Records contained in a dataset
#####

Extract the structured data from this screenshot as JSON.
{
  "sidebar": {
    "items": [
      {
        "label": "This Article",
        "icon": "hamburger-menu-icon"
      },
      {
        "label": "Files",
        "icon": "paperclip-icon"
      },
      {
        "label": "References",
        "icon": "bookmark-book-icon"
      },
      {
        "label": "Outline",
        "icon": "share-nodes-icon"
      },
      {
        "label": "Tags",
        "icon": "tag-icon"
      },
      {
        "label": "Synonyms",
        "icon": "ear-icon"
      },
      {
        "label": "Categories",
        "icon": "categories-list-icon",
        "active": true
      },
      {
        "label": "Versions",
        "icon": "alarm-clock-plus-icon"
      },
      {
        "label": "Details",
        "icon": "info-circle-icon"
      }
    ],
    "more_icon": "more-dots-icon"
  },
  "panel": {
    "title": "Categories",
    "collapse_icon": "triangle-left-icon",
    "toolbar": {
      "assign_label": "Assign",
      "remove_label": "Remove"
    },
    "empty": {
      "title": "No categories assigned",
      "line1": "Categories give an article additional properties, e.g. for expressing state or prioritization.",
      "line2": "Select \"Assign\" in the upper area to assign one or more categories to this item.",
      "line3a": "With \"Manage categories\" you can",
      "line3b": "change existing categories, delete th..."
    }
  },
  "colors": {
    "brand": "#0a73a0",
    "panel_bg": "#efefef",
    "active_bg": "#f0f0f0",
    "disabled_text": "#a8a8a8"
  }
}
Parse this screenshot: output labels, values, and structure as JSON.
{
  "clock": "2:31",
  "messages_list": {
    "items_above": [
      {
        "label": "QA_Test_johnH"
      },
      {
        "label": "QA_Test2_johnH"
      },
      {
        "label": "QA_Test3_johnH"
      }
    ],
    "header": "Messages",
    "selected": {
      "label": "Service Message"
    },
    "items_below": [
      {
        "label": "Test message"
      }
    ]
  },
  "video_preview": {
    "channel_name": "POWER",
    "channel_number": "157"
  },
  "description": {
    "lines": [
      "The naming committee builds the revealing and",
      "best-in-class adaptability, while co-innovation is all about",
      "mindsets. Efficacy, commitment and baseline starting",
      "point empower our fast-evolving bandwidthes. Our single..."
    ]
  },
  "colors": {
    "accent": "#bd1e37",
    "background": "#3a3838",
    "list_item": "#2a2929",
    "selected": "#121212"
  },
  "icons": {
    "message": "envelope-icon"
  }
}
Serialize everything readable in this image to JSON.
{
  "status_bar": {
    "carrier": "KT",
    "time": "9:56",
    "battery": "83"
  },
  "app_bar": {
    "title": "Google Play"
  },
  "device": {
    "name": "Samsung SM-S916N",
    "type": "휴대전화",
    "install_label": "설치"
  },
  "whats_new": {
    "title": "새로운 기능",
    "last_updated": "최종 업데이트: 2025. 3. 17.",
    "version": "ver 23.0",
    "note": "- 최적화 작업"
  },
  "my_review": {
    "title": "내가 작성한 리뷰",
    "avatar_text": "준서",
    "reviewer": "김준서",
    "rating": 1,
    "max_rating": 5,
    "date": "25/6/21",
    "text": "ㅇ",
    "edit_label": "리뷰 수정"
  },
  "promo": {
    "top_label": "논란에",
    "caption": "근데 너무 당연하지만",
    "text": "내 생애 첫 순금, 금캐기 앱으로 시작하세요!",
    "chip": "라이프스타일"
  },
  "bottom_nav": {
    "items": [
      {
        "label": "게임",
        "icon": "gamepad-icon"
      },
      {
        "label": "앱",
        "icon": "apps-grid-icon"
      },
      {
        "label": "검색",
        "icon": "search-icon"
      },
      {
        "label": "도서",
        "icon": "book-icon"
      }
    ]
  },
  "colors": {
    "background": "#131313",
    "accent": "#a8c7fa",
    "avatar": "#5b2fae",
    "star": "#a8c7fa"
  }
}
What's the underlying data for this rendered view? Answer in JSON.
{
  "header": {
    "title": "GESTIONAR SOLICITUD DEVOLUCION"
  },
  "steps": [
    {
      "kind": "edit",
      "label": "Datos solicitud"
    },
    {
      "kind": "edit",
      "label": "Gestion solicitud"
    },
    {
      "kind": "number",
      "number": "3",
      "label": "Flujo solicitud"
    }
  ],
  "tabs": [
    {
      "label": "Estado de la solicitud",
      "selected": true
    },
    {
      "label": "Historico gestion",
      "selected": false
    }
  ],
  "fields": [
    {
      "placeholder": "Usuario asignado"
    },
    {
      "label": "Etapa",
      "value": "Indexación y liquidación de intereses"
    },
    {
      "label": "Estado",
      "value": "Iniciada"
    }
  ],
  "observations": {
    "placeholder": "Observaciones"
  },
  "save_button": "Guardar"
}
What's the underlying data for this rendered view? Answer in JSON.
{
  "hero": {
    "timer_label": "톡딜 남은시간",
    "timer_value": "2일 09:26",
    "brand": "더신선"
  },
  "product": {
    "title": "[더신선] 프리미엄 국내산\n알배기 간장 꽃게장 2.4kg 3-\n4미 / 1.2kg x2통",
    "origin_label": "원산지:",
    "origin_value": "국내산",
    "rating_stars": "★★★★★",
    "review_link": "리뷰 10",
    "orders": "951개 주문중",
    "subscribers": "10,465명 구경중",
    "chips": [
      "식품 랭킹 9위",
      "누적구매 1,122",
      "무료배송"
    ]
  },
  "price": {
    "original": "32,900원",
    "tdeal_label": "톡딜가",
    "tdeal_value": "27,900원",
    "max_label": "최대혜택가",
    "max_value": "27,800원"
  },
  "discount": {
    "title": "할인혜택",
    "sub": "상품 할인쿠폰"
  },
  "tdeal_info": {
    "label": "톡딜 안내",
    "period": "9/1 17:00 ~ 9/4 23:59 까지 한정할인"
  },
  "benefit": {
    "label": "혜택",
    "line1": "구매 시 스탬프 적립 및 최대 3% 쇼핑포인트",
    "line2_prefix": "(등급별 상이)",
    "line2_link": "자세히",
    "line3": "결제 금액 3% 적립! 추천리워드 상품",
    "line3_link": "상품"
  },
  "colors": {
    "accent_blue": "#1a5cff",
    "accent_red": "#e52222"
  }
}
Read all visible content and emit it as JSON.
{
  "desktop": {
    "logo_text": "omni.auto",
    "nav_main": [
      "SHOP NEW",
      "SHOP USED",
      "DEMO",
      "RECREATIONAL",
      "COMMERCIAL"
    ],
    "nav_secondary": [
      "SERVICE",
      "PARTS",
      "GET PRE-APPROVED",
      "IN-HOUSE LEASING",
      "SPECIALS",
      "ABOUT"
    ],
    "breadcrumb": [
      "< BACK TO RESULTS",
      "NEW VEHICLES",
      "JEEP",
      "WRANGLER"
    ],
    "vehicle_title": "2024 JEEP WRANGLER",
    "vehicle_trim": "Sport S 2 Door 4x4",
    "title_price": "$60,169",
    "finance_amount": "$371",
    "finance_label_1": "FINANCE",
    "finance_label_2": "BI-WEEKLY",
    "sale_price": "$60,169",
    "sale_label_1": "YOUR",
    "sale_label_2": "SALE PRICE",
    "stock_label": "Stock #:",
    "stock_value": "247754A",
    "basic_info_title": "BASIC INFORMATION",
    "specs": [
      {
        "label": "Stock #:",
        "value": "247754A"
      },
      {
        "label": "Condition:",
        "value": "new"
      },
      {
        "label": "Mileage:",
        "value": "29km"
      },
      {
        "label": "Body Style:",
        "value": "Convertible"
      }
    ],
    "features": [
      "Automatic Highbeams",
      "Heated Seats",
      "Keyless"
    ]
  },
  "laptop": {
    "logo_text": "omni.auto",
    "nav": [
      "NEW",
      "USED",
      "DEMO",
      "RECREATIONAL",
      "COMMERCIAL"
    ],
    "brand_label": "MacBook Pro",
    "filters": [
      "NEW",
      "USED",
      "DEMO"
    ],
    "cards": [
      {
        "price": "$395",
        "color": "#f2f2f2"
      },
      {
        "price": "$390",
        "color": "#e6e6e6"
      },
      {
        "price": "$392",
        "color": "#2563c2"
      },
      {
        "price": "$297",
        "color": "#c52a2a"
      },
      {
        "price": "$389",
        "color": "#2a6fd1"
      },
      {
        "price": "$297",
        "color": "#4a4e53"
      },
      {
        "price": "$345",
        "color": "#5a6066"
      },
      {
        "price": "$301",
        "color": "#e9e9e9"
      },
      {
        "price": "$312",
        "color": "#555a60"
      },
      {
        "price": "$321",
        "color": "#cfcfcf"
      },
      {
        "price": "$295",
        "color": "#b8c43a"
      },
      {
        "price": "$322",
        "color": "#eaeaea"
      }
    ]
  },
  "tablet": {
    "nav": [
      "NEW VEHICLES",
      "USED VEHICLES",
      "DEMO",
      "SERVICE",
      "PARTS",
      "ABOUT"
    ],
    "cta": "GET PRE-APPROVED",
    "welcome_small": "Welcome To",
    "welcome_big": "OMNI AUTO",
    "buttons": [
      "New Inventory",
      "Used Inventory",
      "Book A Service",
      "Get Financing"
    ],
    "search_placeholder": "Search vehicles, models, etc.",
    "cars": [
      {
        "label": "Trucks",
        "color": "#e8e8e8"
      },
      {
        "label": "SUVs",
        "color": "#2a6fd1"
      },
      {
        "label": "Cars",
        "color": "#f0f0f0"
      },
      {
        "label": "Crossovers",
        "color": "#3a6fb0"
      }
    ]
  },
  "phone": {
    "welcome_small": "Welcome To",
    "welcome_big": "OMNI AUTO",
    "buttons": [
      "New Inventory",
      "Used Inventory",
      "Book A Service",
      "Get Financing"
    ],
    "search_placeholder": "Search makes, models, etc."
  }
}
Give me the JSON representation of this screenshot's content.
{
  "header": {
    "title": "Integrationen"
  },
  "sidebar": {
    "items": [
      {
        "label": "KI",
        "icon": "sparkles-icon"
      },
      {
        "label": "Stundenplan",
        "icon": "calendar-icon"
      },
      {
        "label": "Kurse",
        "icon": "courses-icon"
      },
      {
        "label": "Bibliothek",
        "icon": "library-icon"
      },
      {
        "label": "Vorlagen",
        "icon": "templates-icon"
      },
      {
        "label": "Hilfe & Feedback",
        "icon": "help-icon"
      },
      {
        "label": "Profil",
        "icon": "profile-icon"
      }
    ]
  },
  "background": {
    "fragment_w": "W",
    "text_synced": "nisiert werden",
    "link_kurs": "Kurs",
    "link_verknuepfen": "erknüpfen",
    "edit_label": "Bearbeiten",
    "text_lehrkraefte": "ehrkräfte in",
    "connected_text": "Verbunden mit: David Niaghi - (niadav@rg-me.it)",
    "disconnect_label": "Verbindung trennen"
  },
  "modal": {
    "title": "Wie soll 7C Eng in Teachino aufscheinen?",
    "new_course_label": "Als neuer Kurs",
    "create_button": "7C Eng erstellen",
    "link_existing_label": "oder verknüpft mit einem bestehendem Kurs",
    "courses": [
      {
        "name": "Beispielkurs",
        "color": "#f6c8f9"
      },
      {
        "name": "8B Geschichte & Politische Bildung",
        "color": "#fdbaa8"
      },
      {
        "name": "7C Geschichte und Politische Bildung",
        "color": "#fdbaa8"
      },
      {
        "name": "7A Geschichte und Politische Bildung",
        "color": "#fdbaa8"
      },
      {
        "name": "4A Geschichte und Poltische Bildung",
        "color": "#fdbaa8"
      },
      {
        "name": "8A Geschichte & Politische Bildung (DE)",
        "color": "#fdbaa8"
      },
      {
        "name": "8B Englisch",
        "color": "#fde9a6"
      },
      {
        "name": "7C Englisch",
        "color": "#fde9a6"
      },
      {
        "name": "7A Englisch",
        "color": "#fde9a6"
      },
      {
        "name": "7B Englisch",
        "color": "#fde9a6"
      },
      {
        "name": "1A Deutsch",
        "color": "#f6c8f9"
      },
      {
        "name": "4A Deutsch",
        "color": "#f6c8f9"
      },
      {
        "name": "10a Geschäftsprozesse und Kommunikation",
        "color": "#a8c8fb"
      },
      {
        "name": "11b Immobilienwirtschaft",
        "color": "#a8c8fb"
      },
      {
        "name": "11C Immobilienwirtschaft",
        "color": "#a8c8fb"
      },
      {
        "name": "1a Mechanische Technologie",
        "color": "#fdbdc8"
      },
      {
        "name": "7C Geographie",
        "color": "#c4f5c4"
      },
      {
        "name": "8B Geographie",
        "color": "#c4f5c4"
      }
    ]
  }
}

#####

WHAT TO WORK ON
Respond with the number of lines containing "Geographie" and no additional words.

SOLUTION
2